Collected data entries:
● ● ● ● ● ● ●
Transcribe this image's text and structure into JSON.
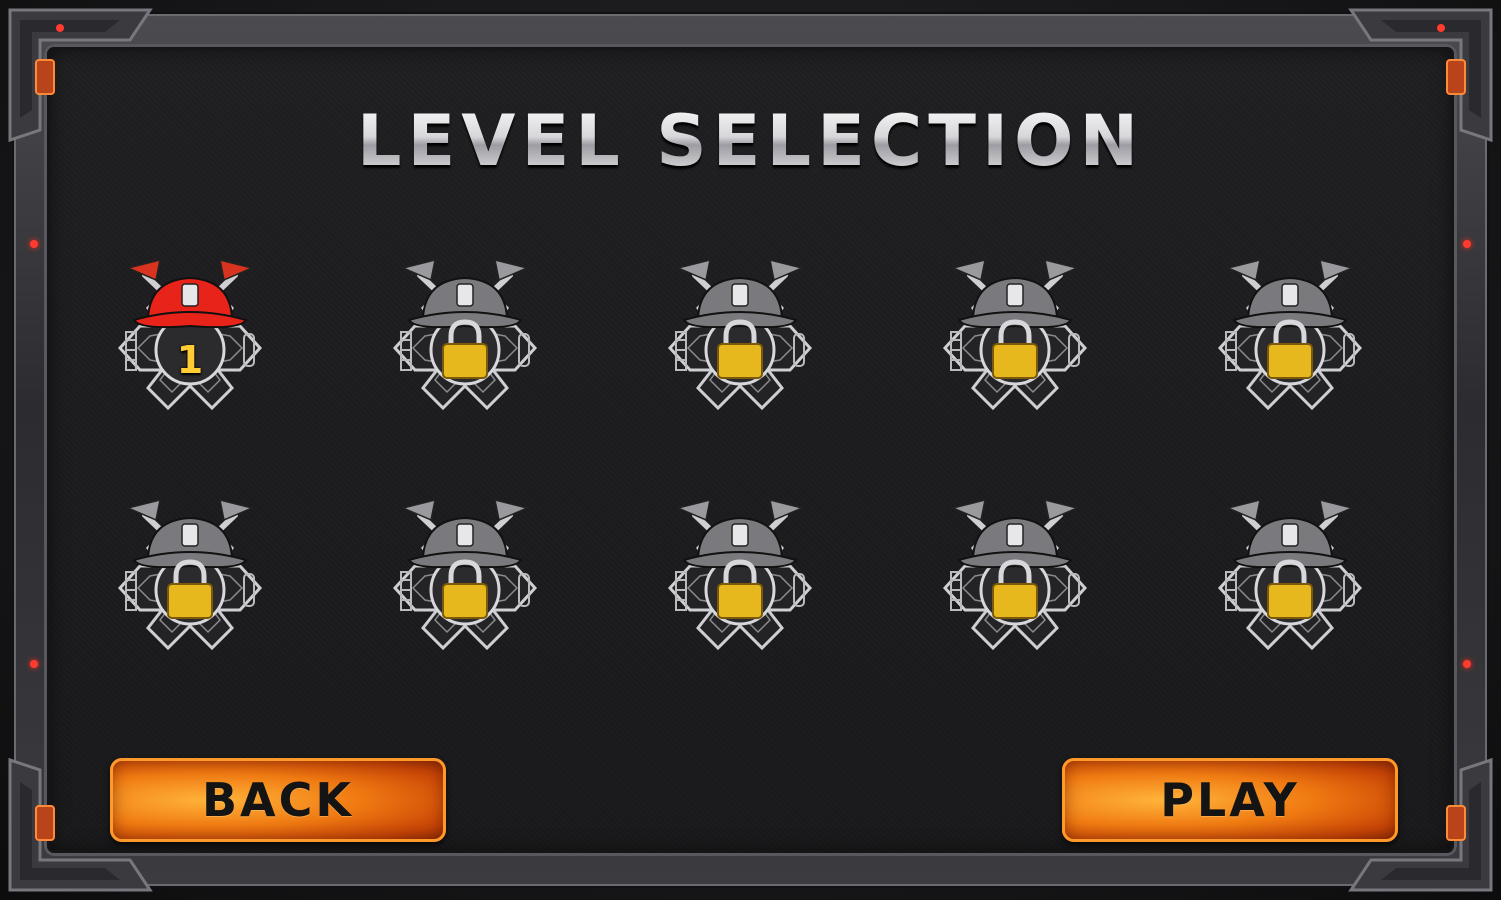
{
  "screen": {
    "title": "LEVEL SELECTION"
  },
  "levels": [
    {
      "label": "1",
      "state": "unlocked",
      "icon": "fire-helmet-badge-red-icon"
    },
    {
      "label": "",
      "state": "locked",
      "icon": "padlock-icon"
    },
    {
      "label": "",
      "state": "locked",
      "icon": "padlock-icon"
    },
    {
      "label": "",
      "state": "locked",
      "icon": "padlock-icon"
    },
    {
      "label": "",
      "state": "locked",
      "icon": "padlock-icon"
    },
    {
      "label": "",
      "state": "locked",
      "icon": "padlock-icon"
    },
    {
      "label": "",
      "state": "locked",
      "icon": "padlock-icon"
    },
    {
      "label": "",
      "state": "locked",
      "icon": "padlock-icon"
    },
    {
      "label": "",
      "state": "locked",
      "icon": "padlock-icon"
    },
    {
      "label": "",
      "state": "locked",
      "icon": "padlock-icon"
    }
  ],
  "buttons": {
    "back_label": "BACK",
    "play_label": "PLAY"
  },
  "colors": {
    "unlocked_helmet": "#e8231a",
    "locked_helmet": "#7a7a7e",
    "padlock": "#e7b81e",
    "button_orange": "#f07a12",
    "level_number": "#ffcc33"
  }
}
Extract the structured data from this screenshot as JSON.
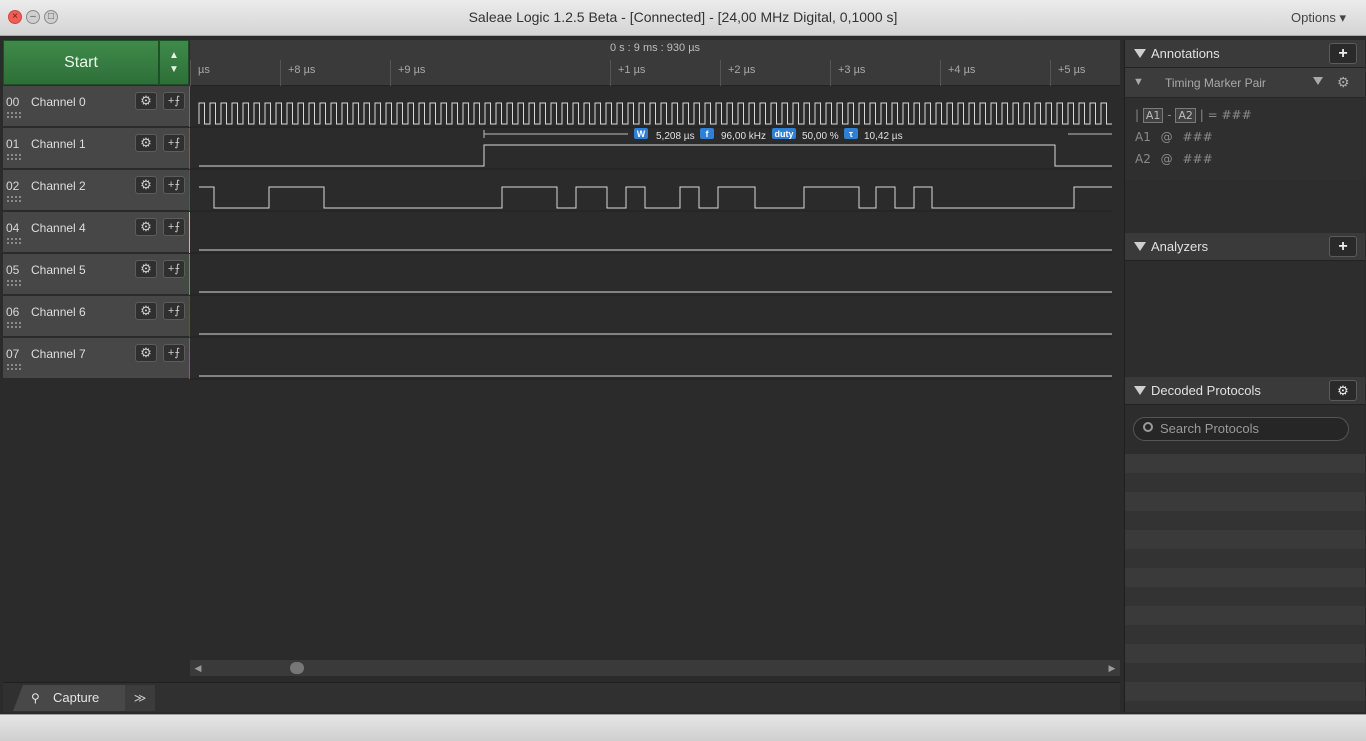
{
  "window": {
    "title": "Saleae Logic 1.2.5 Beta - [Connected] - [24,00 MHz Digital, 0,1000 s]",
    "options_label": "Options ▾"
  },
  "start_button": {
    "label": "Start",
    "updown": "▲\n▼"
  },
  "channels": [
    {
      "num": "00",
      "name": "Channel 0",
      "color": "#6b6b6b"
    },
    {
      "num": "01",
      "name": "Channel 1",
      "color": "#8a5a2b"
    },
    {
      "num": "02",
      "name": "Channel 2",
      "color": "#c0282c"
    },
    {
      "num": "04",
      "name": "Channel 4",
      "color": "#e8c21a"
    },
    {
      "num": "05",
      "name": "Channel 5",
      "color": "#4aa83a"
    },
    {
      "num": "06",
      "name": "Channel 6",
      "color": "#2f4fd0"
    },
    {
      "num": "07",
      "name": "Channel 7",
      "color": "#9a3fc7"
    }
  ],
  "channel_icons": {
    "gear": "gear-icon",
    "trigger": "trigger-icon"
  },
  "timeline": {
    "reference": "0 s : 9 ms : 930 µs",
    "ticks": [
      "µs",
      "+8 µs",
      "+9 µs",
      "+1 µs",
      "+2 µs",
      "+3 µs",
      "+4 µs",
      "+5 µs"
    ]
  },
  "measurement": {
    "width_tag": "W",
    "width": "5,208 µs",
    "freq_tag": "f",
    "freq": "96,00 kHz",
    "duty_tag": "duty",
    "duty": "50,00 %",
    "period_tag": "τ",
    "period": "10,42 µs"
  },
  "bottom": {
    "capture_tab": "Capture",
    "expand": "≫"
  },
  "annotations": {
    "title": "Annotations",
    "marker_pair": "Timing Marker Pair",
    "line1_a1": "A1",
    "line1_sep": "-",
    "line1_a2": "A2",
    "line1_eq": "= ###",
    "line2_label": "A1",
    "line2_at": "@",
    "line2_val": "###",
    "line3_label": "A2",
    "line3_at": "@",
    "line3_val": "###"
  },
  "analyzers": {
    "title": "Analyzers"
  },
  "decoded_protocols": {
    "title": "Decoded Protocols",
    "search_placeholder": "Search Protocols"
  }
}
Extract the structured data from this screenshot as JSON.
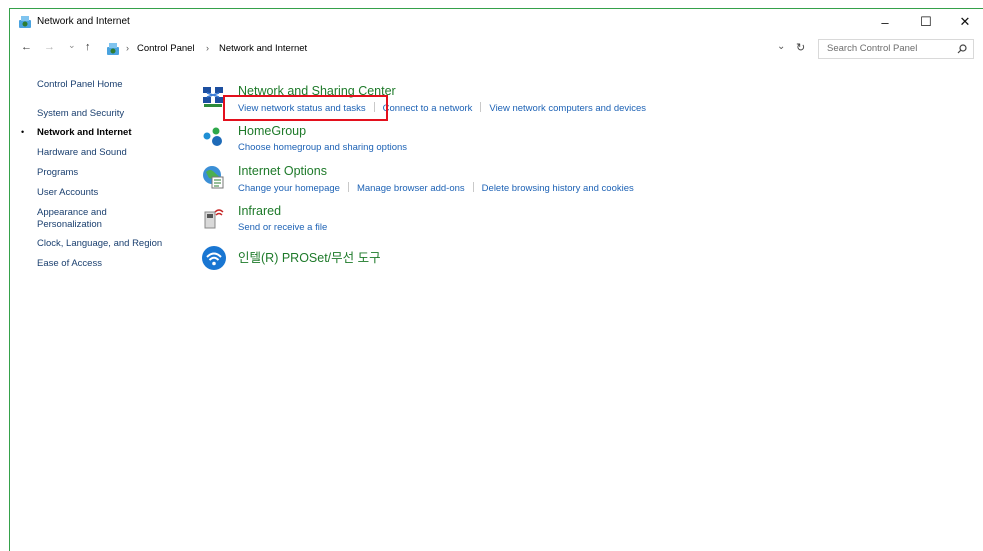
{
  "window": {
    "title": "Network and Internet",
    "minimize_glyph": "–",
    "maximize_glyph": "☐",
    "close_glyph": "✕"
  },
  "address": {
    "back_glyph": "←",
    "forward_glyph": "→",
    "recent_glyph": "⌄",
    "up_glyph": "↑",
    "crumbs": [
      "Control Panel",
      "Network and Internet"
    ],
    "crumb_separator": "›",
    "dropdown_glyph": "⌄",
    "refresh_glyph": "↻"
  },
  "search": {
    "placeholder": "Search Control Panel",
    "icon": "search-icon"
  },
  "sidebar": {
    "items": [
      {
        "label": "Control Panel Home"
      },
      {
        "label": "System and Security"
      },
      {
        "label": "Network and Internet",
        "active": true
      },
      {
        "label": "Hardware and Sound"
      },
      {
        "label": "Programs"
      },
      {
        "label": "User Accounts"
      },
      {
        "label": "Appearance and\nPersonalization"
      },
      {
        "label": "Clock, Language, and Region"
      },
      {
        "label": "Ease of Access"
      }
    ],
    "bullet": "•"
  },
  "categories": [
    {
      "title": "Network and Sharing Center",
      "icon": "network-sharing-icon",
      "links": [
        "View network status and tasks",
        "Connect to a network",
        "View network computers and devices"
      ]
    },
    {
      "title": "HomeGroup",
      "icon": "homegroup-icon",
      "links": [
        "Choose homegroup and sharing options"
      ]
    },
    {
      "title": "Internet Options",
      "icon": "internet-options-icon",
      "links": [
        "Change your homepage",
        "Manage browser add-ons",
        "Delete browsing history and cookies"
      ]
    },
    {
      "title": "Infrared",
      "icon": "infrared-icon",
      "links": [
        "Send or receive a file"
      ]
    },
    {
      "title": "인텔(R) PROSet/무선 도구",
      "icon": "intel-wireless-icon",
      "links": []
    }
  ],
  "colors": {
    "highlight": "#e3101d",
    "category_title": "#1e7a2a",
    "link": "#1d62b5"
  }
}
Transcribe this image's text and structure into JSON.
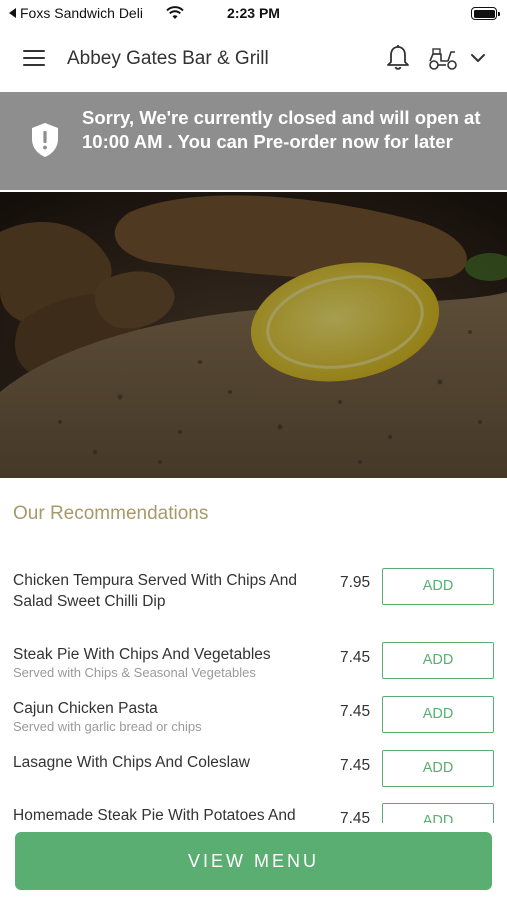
{
  "status_bar": {
    "back_label": "Foxs Sandwich Deli",
    "time": "2:23 PM"
  },
  "header": {
    "title": "Abbey Gates Bar & Grill"
  },
  "banner": {
    "message": "Sorry, We're currently closed and will open at 10:00 AM . You can Pre-order now for later"
  },
  "recommendations": {
    "heading": "Our Recommendations",
    "items": [
      {
        "name": "Chicken Tempura Served With Chips And Salad Sweet Chilli Dip",
        "description": "",
        "price": "7.95",
        "add_label": "ADD"
      },
      {
        "name": "Steak Pie With Chips And Vegetables",
        "description": "Served with Chips & Seasonal Vegetables",
        "price": "7.45",
        "add_label": "ADD"
      },
      {
        "name": "Cajun Chicken Pasta",
        "description": "Served with garlic bread or chips",
        "price": "7.45",
        "add_label": "ADD"
      },
      {
        "name": "Lasagne With Chips And Coleslaw",
        "description": "",
        "price": "7.45",
        "add_label": "ADD"
      },
      {
        "name": "Homemade Steak Pie With Potatoes And",
        "description": "",
        "price": "7.45",
        "add_label": "ADD"
      }
    ]
  },
  "view_menu_label": "VIEW MENU",
  "colors": {
    "accent_green": "#5aae72",
    "heading_gold": "#a8996b",
    "banner_gray": "#8e8e8e"
  }
}
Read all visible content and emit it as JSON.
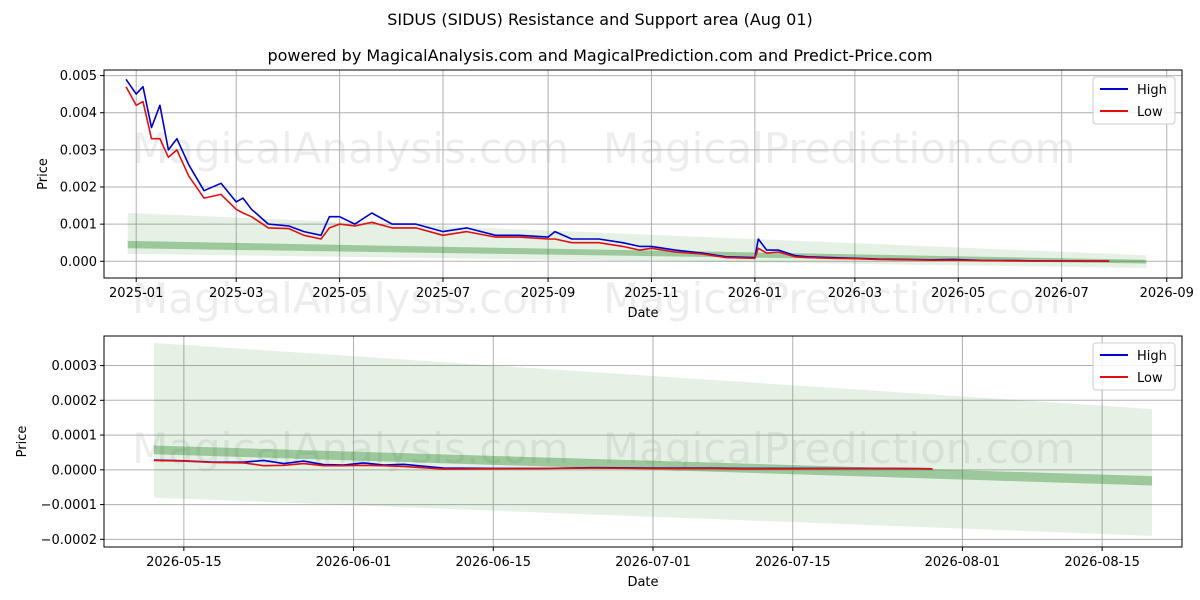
● ● ● ● ● ● ●
> _WHAT YOU SHOULD DO_:
Using the records above, output their complete text exactly, minus any images.

> _RESPONSE BELOW_:
Transcribe this image's text and structure into JSON.
{
  "screen": {
    "title": "LEVEL SELECTION"
  },
  "levels": [
    {
      "label": "1",
      "state": "unlocked",
      "icon": "fire-helmet-badge-red-icon"
    },
    {
      "label": "",
      "state": "locked",
      "icon": "padlock-icon"
    },
    {
      "label": "",
      "state": "locked",
      "icon": "padlock-icon"
    },
    {
      "label": "",
      "state": "locked",
      "icon": "padlock-icon"
    },
    {
      "label": "",
      "state": "locked",
      "icon": "padlock-icon"
    },
    {
      "label": "",
      "state": "locked",
      "icon": "padlock-icon"
    },
    {
      "label": "",
      "state": "locked",
      "icon": "padlock-icon"
    },
    {
      "label": "",
      "state": "locked",
      "icon": "padlock-icon"
    },
    {
      "label": "",
      "state": "locked",
      "icon": "padlock-icon"
    },
    {
      "label": "",
      "state": "locked",
      "icon": "padlock-icon"
    }
  ],
  "buttons": {
    "back_label": "BACK",
    "play_label": "PLAY"
  },
  "colors": {
    "unlocked_helmet": "#e8231a",
    "locked_helmet": "#7a7a7e",
    "padlock": "#e7b81e",
    "button_orange": "#f07a12",
    "level_number": "#ffcc33"
  }
}
Extract the structured data from this screenshot as JSON.
{
  "window": {
    "title": "Saleae Logic 1.2.5 Beta - [Connected] - [24,00 MHz Digital, 0,1000 s]",
    "options_label": "Options ▾"
  },
  "start_button": {
    "label": "Start",
    "updown": "▲\n▼"
  },
  "channels": [
    {
      "num": "00",
      "name": "Channel 0",
      "color": "#6b6b6b"
    },
    {
      "num": "01",
      "name": "Channel 1",
      "color": "#8a5a2b"
    },
    {
      "num": "02",
      "name": "Channel 2",
      "color": "#c0282c"
    },
    {
      "num": "04",
      "name": "Channel 4",
      "color": "#e8c21a"
    },
    {
      "num": "05",
      "name": "Channel 5",
      "color": "#4aa83a"
    },
    {
      "num": "06",
      "name": "Channel 6",
      "color": "#2f4fd0"
    },
    {
      "num": "07",
      "name": "Channel 7",
      "color": "#9a3fc7"
    }
  ],
  "channel_icons": {
    "gear": "gear-icon",
    "trigger": "trigger-icon"
  },
  "timeline": {
    "reference": "0 s : 9 ms : 930 µs",
    "ticks": [
      "µs",
      "+8 µs",
      "+9 µs",
      "+1 µs",
      "+2 µs",
      "+3 µs",
      "+4 µs",
      "+5 µs"
    ]
  },
  "measurement": {
    "width_tag": "W",
    "width": "5,208 µs",
    "freq_tag": "f",
    "freq": "96,00 kHz",
    "duty_tag": "duty",
    "duty": "50,00 %",
    "period_tag": "τ",
    "period": "10,42 µs"
  },
  "bottom": {
    "capture_tab": "Capture",
    "expand": "≫"
  },
  "annotations": {
    "title": "Annotations",
    "marker_pair": "Timing Marker Pair",
    "line1_a1": "A1",
    "line1_sep": "-",
    "line1_a2": "A2",
    "line1_eq": "= ###",
    "line2_label": "A1",
    "line2_at": "@",
    "line2_val": "###",
    "line3_label": "A2",
    "line3_at": "@",
    "line3_val": "###"
  },
  "analyzers": {
    "title": "Analyzers"
  },
  "decoded_protocols": {
    "title": "Decoded Protocols",
    "search_placeholder": "Search Protocols"
  }
}
Extract the structured data from this screenshot as JSON.
{
  "window": {
    "title": "Network and Internet",
    "minimize_glyph": "–",
    "maximize_glyph": "☐",
    "close_glyph": "✕"
  },
  "address": {
    "back_glyph": "←",
    "forward_glyph": "→",
    "recent_glyph": "⌄",
    "up_glyph": "↑",
    "crumbs": [
      "Control Panel",
      "Network and Internet"
    ],
    "crumb_separator": "›",
    "dropdown_glyph": "⌄",
    "refresh_glyph": "↻"
  },
  "search": {
    "placeholder": "Search Control Panel",
    "icon": "search-icon"
  },
  "sidebar": {
    "items": [
      {
        "label": "Control Panel Home"
      },
      {
        "label": "System and Security"
      },
      {
        "label": "Network and Internet",
        "active": true
      },
      {
        "label": "Hardware and Sound"
      },
      {
        "label": "Programs"
      },
      {
        "label": "User Accounts"
      },
      {
        "label": "Appearance and\nPersonalization"
      },
      {
        "label": "Clock, Language, and Region"
      },
      {
        "label": "Ease of Access"
      }
    ],
    "bullet": "•"
  },
  "categories": [
    {
      "title": "Network and Sharing Center",
      "icon": "network-sharing-icon",
      "links": [
        "View network status and tasks",
        "Connect to a network",
        "View network computers and devices"
      ]
    },
    {
      "title": "HomeGroup",
      "icon": "homegroup-icon",
      "links": [
        "Choose homegroup and sharing options"
      ]
    },
    {
      "title": "Internet Options",
      "icon": "internet-options-icon",
      "links": [
        "Change your homepage",
        "Manage browser add-ons",
        "Delete browsing history and cookies"
      ]
    },
    {
      "title": "Infrared",
      "icon": "infrared-icon",
      "links": [
        "Send or receive a file"
      ]
    },
    {
      "title": "인텔(R) PROSet/무선 도구",
      "icon": "intel-wireless-icon",
      "links": []
    }
  ],
  "colors": {
    "highlight": "#e3101d",
    "category_title": "#1e7a2a",
    "link": "#1d62b5"
  }
}
Transcribe this image's text and structure into JSON.
{
  "status_bar": {
    "back_label": "Foxs Sandwich Deli",
    "time": "2:23 PM"
  },
  "header": {
    "title": "Abbey Gates Bar & Grill"
  },
  "banner": {
    "message": "Sorry, We're currently closed and will open at 10:00 AM . You can Pre-order now for later"
  },
  "recommendations": {
    "heading": "Our Recommendations",
    "items": [
      {
        "name": "Chicken Tempura Served With Chips And Salad Sweet Chilli Dip",
        "description": "",
        "price": "7.95",
        "add_label": "ADD"
      },
      {
        "name": "Steak Pie With Chips And Vegetables",
        "description": "Served with Chips & Seasonal Vegetables",
        "price": "7.45",
        "add_label": "ADD"
      },
      {
        "name": "Cajun Chicken Pasta",
        "description": "Served with garlic bread or chips",
        "price": "7.45",
        "add_label": "ADD"
      },
      {
        "name": "Lasagne With Chips And Coleslaw",
        "description": "",
        "price": "7.45",
        "add_label": "ADD"
      },
      {
        "name": "Homemade Steak Pie With Potatoes And",
        "description": "",
        "price": "7.45",
        "add_label": "ADD"
      }
    ]
  },
  "view_menu_label": "VIEW MENU",
  "colors": {
    "accent_green": "#5aae72",
    "heading_gold": "#a8996b",
    "banner_gray": "#8e8e8e"
  }
}
Read all visible content and emit it as JSON.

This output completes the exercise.